■ What you will do ■
Rewrite the lines below, substituting "location-label" for every occurrence of "place-label" and leaving everything else unchanged.
>> Begin Records for the exercise
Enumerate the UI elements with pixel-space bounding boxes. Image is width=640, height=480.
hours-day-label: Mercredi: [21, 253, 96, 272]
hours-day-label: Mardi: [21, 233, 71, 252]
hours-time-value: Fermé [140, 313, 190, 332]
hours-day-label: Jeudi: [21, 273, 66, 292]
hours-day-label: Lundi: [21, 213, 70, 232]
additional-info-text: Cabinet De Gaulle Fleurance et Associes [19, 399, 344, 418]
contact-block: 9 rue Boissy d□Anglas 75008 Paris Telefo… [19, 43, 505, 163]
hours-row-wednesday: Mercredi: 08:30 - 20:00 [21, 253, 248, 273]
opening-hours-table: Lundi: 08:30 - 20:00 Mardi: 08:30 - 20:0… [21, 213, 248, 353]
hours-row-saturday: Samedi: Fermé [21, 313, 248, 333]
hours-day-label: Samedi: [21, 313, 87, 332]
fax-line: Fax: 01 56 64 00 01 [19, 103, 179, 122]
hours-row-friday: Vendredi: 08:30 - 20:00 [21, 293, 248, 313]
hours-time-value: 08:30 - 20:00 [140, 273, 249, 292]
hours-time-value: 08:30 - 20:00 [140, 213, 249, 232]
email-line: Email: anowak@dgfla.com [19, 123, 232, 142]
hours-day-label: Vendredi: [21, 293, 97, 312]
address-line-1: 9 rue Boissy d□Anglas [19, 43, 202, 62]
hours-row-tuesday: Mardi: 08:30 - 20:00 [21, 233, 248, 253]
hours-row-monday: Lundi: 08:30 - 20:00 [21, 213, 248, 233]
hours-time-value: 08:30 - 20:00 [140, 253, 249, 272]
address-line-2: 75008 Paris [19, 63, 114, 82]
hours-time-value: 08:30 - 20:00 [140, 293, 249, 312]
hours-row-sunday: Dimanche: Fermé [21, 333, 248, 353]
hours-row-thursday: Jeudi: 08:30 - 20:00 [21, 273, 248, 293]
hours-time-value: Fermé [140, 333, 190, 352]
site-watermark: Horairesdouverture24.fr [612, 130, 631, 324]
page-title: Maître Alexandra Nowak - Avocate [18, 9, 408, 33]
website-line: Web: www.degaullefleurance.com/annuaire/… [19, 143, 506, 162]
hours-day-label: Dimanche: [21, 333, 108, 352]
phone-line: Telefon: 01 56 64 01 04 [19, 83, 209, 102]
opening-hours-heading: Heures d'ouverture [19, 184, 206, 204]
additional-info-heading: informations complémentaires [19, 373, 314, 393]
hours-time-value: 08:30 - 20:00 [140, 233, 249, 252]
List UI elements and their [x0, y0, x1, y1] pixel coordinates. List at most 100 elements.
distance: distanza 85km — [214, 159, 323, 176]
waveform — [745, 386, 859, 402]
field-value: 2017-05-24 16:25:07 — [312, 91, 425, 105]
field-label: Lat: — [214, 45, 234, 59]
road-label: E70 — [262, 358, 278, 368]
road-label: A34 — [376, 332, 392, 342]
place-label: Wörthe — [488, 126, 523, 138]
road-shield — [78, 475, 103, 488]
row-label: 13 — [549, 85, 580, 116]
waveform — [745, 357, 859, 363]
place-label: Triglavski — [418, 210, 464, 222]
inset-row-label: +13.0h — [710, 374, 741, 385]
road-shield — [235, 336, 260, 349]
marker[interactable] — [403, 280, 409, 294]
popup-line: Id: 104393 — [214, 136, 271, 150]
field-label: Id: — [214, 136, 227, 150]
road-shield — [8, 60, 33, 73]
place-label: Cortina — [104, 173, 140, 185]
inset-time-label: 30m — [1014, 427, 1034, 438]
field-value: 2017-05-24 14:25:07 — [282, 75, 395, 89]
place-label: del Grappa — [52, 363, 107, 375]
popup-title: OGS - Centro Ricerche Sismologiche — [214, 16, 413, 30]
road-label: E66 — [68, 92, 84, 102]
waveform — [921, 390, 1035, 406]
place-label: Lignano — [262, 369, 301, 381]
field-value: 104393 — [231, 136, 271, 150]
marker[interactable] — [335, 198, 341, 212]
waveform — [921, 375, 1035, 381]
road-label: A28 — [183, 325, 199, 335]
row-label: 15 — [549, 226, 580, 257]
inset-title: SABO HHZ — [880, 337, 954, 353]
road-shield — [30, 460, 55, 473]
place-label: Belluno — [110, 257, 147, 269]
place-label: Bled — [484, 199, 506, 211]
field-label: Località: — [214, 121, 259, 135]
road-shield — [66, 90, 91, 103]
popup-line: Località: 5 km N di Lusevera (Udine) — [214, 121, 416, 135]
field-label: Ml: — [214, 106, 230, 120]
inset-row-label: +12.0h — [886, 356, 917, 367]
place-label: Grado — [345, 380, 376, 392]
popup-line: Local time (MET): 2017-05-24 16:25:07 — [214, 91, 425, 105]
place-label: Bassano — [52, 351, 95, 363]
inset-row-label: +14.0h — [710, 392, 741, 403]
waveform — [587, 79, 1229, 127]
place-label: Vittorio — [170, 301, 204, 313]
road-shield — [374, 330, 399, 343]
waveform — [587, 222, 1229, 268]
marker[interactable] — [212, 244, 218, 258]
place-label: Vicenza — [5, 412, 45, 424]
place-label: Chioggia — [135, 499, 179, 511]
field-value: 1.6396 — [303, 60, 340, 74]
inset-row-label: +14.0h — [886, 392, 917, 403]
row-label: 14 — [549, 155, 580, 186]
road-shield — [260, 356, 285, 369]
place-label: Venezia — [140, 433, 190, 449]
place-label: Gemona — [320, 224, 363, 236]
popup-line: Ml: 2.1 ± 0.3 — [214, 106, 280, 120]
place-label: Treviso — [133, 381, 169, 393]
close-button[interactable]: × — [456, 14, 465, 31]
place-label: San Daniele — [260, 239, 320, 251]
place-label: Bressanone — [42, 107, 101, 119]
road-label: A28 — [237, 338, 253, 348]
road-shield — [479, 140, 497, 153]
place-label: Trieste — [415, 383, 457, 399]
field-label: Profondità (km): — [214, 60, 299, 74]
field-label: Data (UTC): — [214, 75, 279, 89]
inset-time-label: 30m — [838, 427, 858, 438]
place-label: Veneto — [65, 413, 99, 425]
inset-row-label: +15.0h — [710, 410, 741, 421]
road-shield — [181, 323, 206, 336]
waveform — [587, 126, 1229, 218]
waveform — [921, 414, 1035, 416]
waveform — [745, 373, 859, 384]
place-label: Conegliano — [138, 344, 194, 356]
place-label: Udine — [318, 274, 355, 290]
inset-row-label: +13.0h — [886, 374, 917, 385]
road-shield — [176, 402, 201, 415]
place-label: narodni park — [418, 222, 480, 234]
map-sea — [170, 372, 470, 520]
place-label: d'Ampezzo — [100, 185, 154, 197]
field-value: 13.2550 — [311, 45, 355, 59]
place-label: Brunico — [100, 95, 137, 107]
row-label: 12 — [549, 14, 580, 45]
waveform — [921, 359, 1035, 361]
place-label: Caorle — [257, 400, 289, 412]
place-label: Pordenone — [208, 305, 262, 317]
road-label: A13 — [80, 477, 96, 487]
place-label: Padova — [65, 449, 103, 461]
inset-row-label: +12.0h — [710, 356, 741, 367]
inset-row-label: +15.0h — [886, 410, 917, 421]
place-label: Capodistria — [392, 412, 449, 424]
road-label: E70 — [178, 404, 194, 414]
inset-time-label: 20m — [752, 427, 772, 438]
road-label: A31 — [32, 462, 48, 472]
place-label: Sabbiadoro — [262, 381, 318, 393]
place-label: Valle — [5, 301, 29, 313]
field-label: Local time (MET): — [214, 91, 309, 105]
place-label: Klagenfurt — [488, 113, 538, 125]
>> End Records for the exercise
■ Exercise solution ■
Enumerate the UI elements with pixel-space bounding boxes. Image is width=640, height=480.
hours-day-label: Mercredi: [21, 253, 96, 272]
hours-day-label: Mardi: [21, 233, 71, 252]
hours-time-value: Fermé [140, 313, 190, 332]
hours-day-label: Jeudi: [21, 273, 66, 292]
hours-day-label: Lundi: [21, 213, 70, 232]
additional-info-text: Cabinet De Gaulle Fleurance et Associes [19, 399, 344, 418]
contact-block: 9 rue Boissy d□Anglas 75008 Paris Telefo… [19, 43, 505, 163]
hours-row-wednesday: Mercredi: 08:30 - 20:00 [21, 253, 248, 273]
opening-hours-table: Lundi: 08:30 - 20:00 Mardi: 08:30 - 20:0… [21, 213, 248, 353]
hours-row-saturday: Samedi: Fermé [21, 313, 248, 333]
hours-day-label: Samedi: [21, 313, 87, 332]
fax-line: Fax: 01 56 64 00 01 [19, 103, 179, 122]
hours-row-friday: Vendredi: 08:30 - 20:00 [21, 293, 248, 313]
hours-time-value: 08:30 - 20:00 [140, 273, 249, 292]
hours-time-value: 08:30 - 20:00 [140, 213, 249, 232]
email-line: Email: anowak@dgfla.com [19, 123, 232, 142]
hours-day-label: Vendredi: [21, 293, 97, 312]
address-line-1: 9 rue Boissy d□Anglas [19, 43, 202, 62]
hours-row-tuesday: Mardi: 08:30 - 20:00 [21, 233, 248, 253]
hours-row-monday: Lundi: 08:30 - 20:00 [21, 213, 248, 233]
hours-time-value: 08:30 - 20:00 [140, 253, 249, 272]
address-line-2: 75008 Paris [19, 63, 114, 82]
hours-time-value: 08:30 - 20:00 [140, 293, 249, 312]
hours-row-sunday: Dimanche: Fermé [21, 333, 248, 353]
hours-row-thursday: Jeudi: 08:30 - 20:00 [21, 273, 248, 293]
hours-time-value: Fermé [140, 333, 190, 352]
site-watermark: Horairesdouverture24.fr [612, 130, 631, 324]
page-title: Maître Alexandra Nowak - Avocate [18, 9, 408, 33]
website-line: Web: www.degaullefleurance.com/annuaire/… [19, 143, 506, 162]
hours-day-label: Dimanche: [21, 333, 108, 352]
phone-line: Telefon: 01 56 64 01 04 [19, 83, 209, 102]
opening-hours-heading: Heures d'ouverture [19, 184, 206, 204]
additional-info-heading: informations complémentaires [19, 373, 314, 393]
hours-time-value: 08:30 - 20:00 [140, 233, 249, 252]
List UI elements and their [x0, y0, x1, y1] pixel coordinates. List at most 100 elements.
distance: distanza 85km — [214, 159, 323, 176]
waveform — [745, 386, 859, 402]
field-value: 2017-05-24 16:25:07 — [312, 91, 425, 105]
field-label: Lat: — [214, 45, 234, 59]
road-label: E70 — [262, 358, 278, 368]
road-label: A34 — [376, 332, 392, 342]
location-label: Wörthe — [488, 126, 523, 138]
road-shield — [78, 475, 103, 488]
row-label: 13 — [549, 85, 580, 116]
waveform — [745, 357, 859, 363]
location-label: Triglavski — [418, 210, 464, 222]
inset-row-label: +13.0h — [710, 374, 741, 385]
road-shield — [235, 336, 260, 349]
marker[interactable] — [403, 280, 409, 294]
popup-line: Id: 104393 — [214, 136, 271, 150]
field-label: Id: — [214, 136, 227, 150]
road-shield — [8, 60, 33, 73]
location-label: Cortina — [104, 173, 140, 185]
inset-time-label: 30m — [1014, 427, 1034, 438]
field-value: 2017-05-24 14:25:07 — [282, 75, 395, 89]
location-label: del Grappa — [52, 363, 107, 375]
popup-title: OGS - Centro Ricerche Sismologiche — [214, 16, 413, 30]
road-label: E66 — [68, 92, 84, 102]
waveform — [921, 390, 1035, 406]
location-label: Lignano — [262, 369, 301, 381]
field-value: 104393 — [231, 136, 271, 150]
marker[interactable] — [335, 198, 341, 212]
waveform — [921, 375, 1035, 381]
road-label: A28 — [183, 325, 199, 335]
row-label: 15 — [549, 226, 580, 257]
inset-title: SABO HHZ — [880, 337, 954, 353]
road-shield — [30, 460, 55, 473]
location-label: Belluno — [110, 257, 147, 269]
location-label: Bled — [484, 199, 506, 211]
field-label: Località: — [214, 121, 259, 135]
road-shield — [66, 90, 91, 103]
popup-line: Località: 5 km N di Lusevera (Udine) — [214, 121, 416, 135]
field-label: Ml: — [214, 106, 230, 120]
inset-row-label: +12.0h — [886, 356, 917, 367]
location-label: Grado — [345, 380, 376, 392]
popup-line: Local time (MET): 2017-05-24 16:25:07 — [214, 91, 425, 105]
location-label: Bassano — [52, 351, 95, 363]
inset-row-label: +14.0h — [710, 392, 741, 403]
waveform — [587, 79, 1229, 127]
location-label: Vittorio — [170, 301, 204, 313]
road-shield — [374, 330, 399, 343]
waveform — [587, 222, 1229, 268]
marker[interactable] — [212, 244, 218, 258]
location-label: Vicenza — [5, 412, 45, 424]
location-label: Chioggia — [135, 499, 179, 511]
field-value: 1.6396 — [303, 60, 340, 74]
inset-row-label: +14.0h — [886, 392, 917, 403]
row-label: 14 — [549, 155, 580, 186]
road-shield — [260, 356, 285, 369]
location-label: Venezia — [140, 433, 190, 449]
location-label: Gemona — [320, 224, 363, 236]
popup-line: Ml: 2.1 ± 0.3 — [214, 106, 280, 120]
location-label: Treviso — [133, 381, 169, 393]
close-button[interactable]: × — [456, 14, 465, 31]
location-label: San Daniele — [260, 239, 320, 251]
location-label: Bressanone — [42, 107, 101, 119]
road-label: A28 — [237, 338, 253, 348]
road-shield — [479, 140, 497, 153]
location-label: Trieste — [415, 383, 457, 399]
field-label: Profondità (km): — [214, 60, 299, 74]
field-label: Data (UTC): — [214, 75, 279, 89]
inset-time-label: 30m — [838, 427, 858, 438]
location-label: Veneto — [65, 413, 99, 425]
inset-row-label: +15.0h — [710, 410, 741, 421]
road-shield — [181, 323, 206, 336]
waveform — [587, 126, 1229, 218]
waveform — [921, 414, 1035, 416]
waveform — [745, 373, 859, 384]
location-label: Conegliano — [138, 344, 194, 356]
location-label: Udine — [318, 274, 355, 290]
inset-row-label: +13.0h — [886, 374, 917, 385]
road-shield — [176, 402, 201, 415]
location-label: narodni park — [418, 222, 480, 234]
map-sea — [170, 372, 470, 520]
location-label: d'Ampezzo — [100, 185, 154, 197]
field-value: 13.2550 — [311, 45, 355, 59]
location-label: Brunico — [100, 95, 137, 107]
row-label: 12 — [549, 14, 580, 45]
waveform — [921, 359, 1035, 361]
location-label: Caorle — [257, 400, 289, 412]
location-label: Pordenone — [208, 305, 262, 317]
road-label: A13 — [80, 477, 96, 487]
location-label: Padova — [65, 449, 103, 461]
inset-row-label: +12.0h — [710, 356, 741, 367]
inset-row-label: +15.0h — [886, 410, 917, 421]
location-label: Capodistria — [392, 412, 449, 424]
road-label: E70 — [178, 404, 194, 414]
inset-time-label: 20m — [752, 427, 772, 438]
road-label: A31 — [32, 462, 48, 472]
location-label: Sabbiadoro — [262, 381, 318, 393]
location-label: Valle — [5, 301, 29, 313]
field-label: Local time (MET): — [214, 91, 309, 105]
location-label: Klagenfurt — [488, 113, 538, 125]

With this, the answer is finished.